Problem requirements:
Retype the records below word for word and omit any image.

'''

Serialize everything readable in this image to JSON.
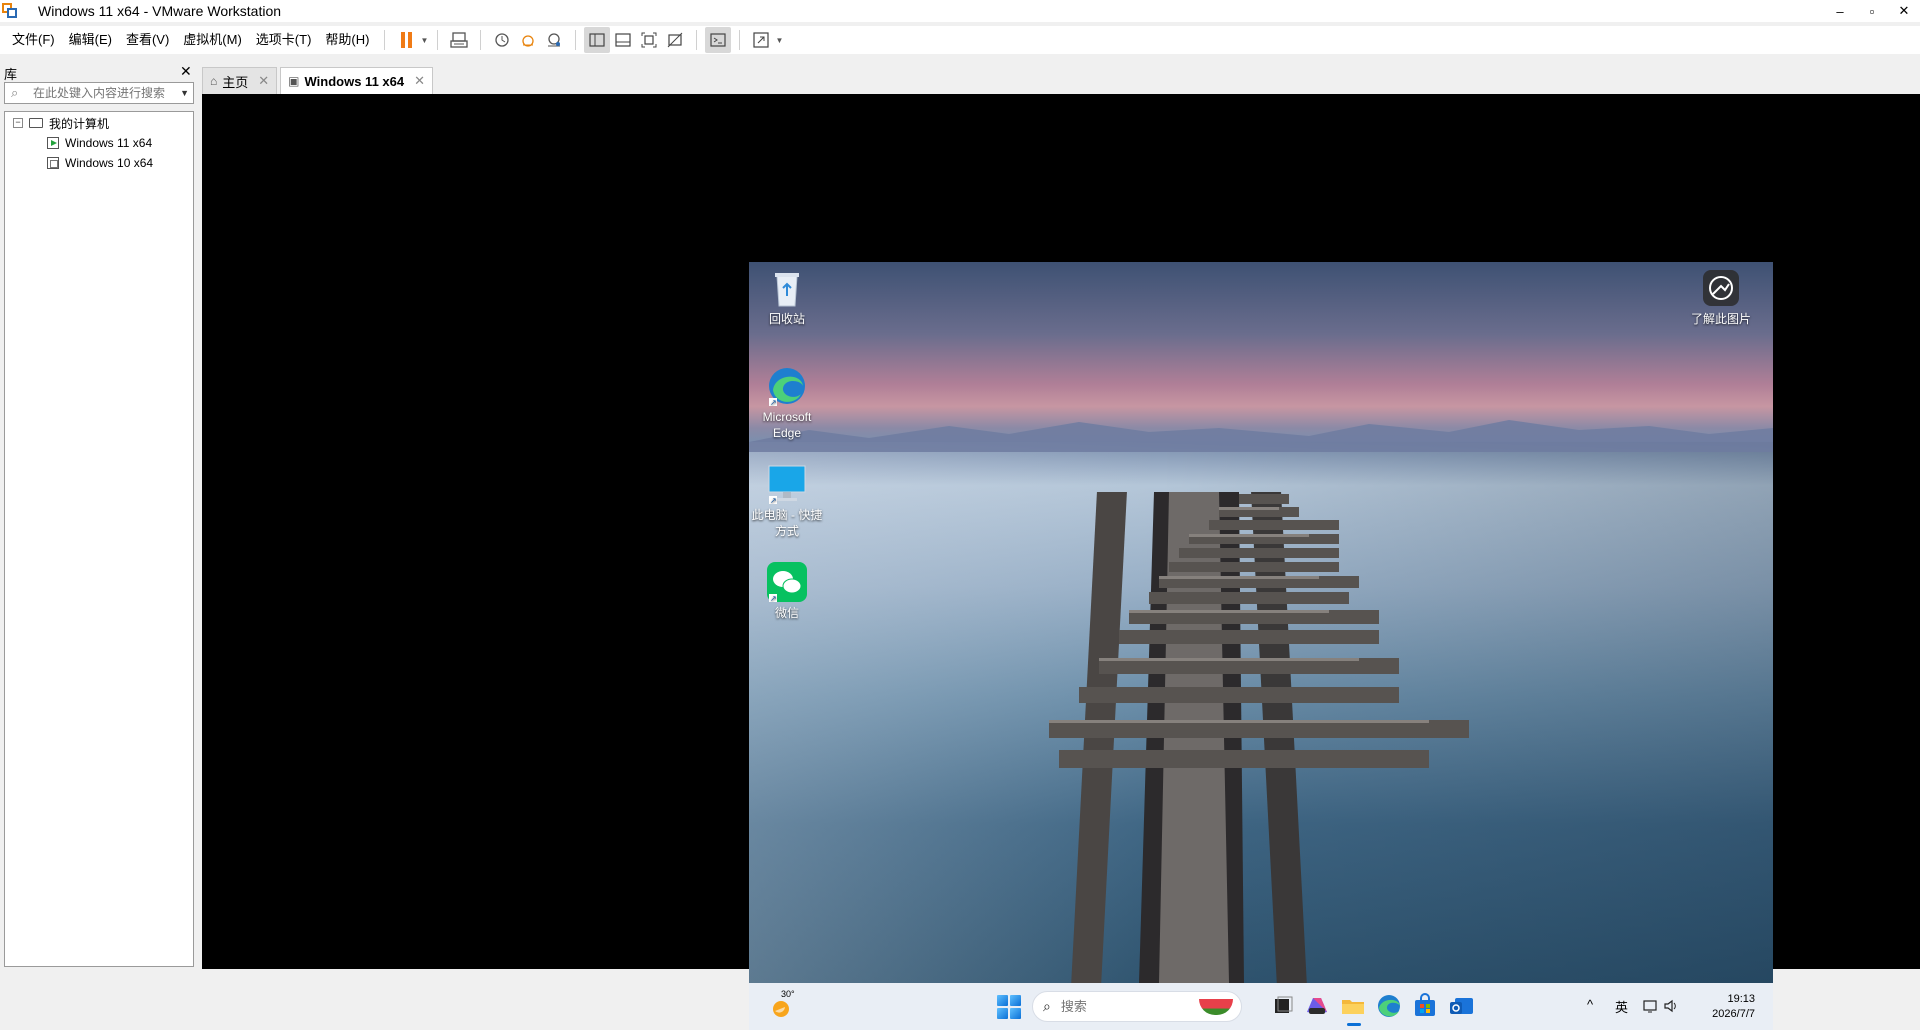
{
  "window": {
    "title": "Windows 11 x64 - VMware Workstation",
    "minimize": "–",
    "maximize": "▫",
    "close": "✕"
  },
  "menu": [
    "文件(F)",
    "编辑(E)",
    "查看(V)",
    "虚拟机(M)",
    "选项卡(T)",
    "帮助(H)"
  ],
  "toolbar": {
    "icons": [
      "pause-icon",
      "send-ctrl-alt-del-icon",
      "snapshot-icon",
      "revert-snapshot-icon",
      "snapshot-manager-icon",
      "show-library-icon",
      "thumbnail-bar-icon",
      "full-screen-icon",
      "unity-icon",
      "console-view-icon",
      "stretch-guest-icon"
    ]
  },
  "library": {
    "title": "库",
    "close": "✕",
    "search_placeholder": "在此处键入内容进行搜索",
    "tree": {
      "root": "我的计算机",
      "items": [
        "Windows 11 x64",
        "Windows 10 x64"
      ]
    }
  },
  "tabs": [
    {
      "label": "主页"
    },
    {
      "label": "Windows 11 x64"
    }
  ],
  "tab_close": "✕",
  "desktop": {
    "icons": [
      {
        "label": "回收站"
      },
      {
        "label": "Microsoft Edge"
      },
      {
        "label": "此电脑 - 快捷方式"
      },
      {
        "label": "微信"
      },
      {
        "label": "了解此图片"
      }
    ]
  },
  "taskbar": {
    "weather_temp": "30°",
    "search_placeholder": "搜索",
    "tray": {
      "chevron": "^",
      "ime": "英",
      "time": "19:13",
      "date": "2026/7/7"
    }
  },
  "colors": {
    "pause": "#f07b16",
    "taskbar": "#e9eef5",
    "wechat": "#07c160",
    "windows_blue": "#0a6fd6"
  }
}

'''

Task response:
Serialize everything readable in this image to JSON.
{
  "window": {
    "title": "Windows 11 x64 - VMware Workstation",
    "minimize": "–",
    "maximize": "▫",
    "close": "✕"
  },
  "menu": [
    "文件(F)",
    "编辑(E)",
    "查看(V)",
    "虚拟机(M)",
    "选项卡(T)",
    "帮助(H)"
  ],
  "toolbar": {
    "icons": [
      "pause-icon",
      "send-ctrl-alt-del-icon",
      "snapshot-icon",
      "revert-snapshot-icon",
      "snapshot-manager-icon",
      "show-library-icon",
      "thumbnail-bar-icon",
      "full-screen-icon",
      "unity-icon",
      "console-view-icon",
      "stretch-guest-icon"
    ]
  },
  "library": {
    "title": "库",
    "close": "✕",
    "search_placeholder": "在此处键入内容进行搜索",
    "tree": {
      "root": "我的计算机",
      "items": [
        "Windows 11 x64",
        "Windows 10 x64"
      ]
    }
  },
  "tabs": [
    {
      "label": "主页"
    },
    {
      "label": "Windows 11 x64"
    }
  ],
  "tab_close": "✕",
  "desktop": {
    "icons": [
      {
        "label": "回收站"
      },
      {
        "label": "Microsoft Edge"
      },
      {
        "label": "此电脑 - 快捷方式"
      },
      {
        "label": "微信"
      },
      {
        "label": "了解此图片"
      }
    ]
  },
  "taskbar": {
    "weather_temp": "30°",
    "search_placeholder": "搜索",
    "tray": {
      "chevron": "^",
      "ime": "英",
      "time": "19:13",
      "date": "2026/7/7"
    }
  },
  "colors": {
    "pause": "#f07b16",
    "taskbar": "#e9eef5",
    "wechat": "#07c160",
    "windows_blue": "#0a6fd6"
  }
}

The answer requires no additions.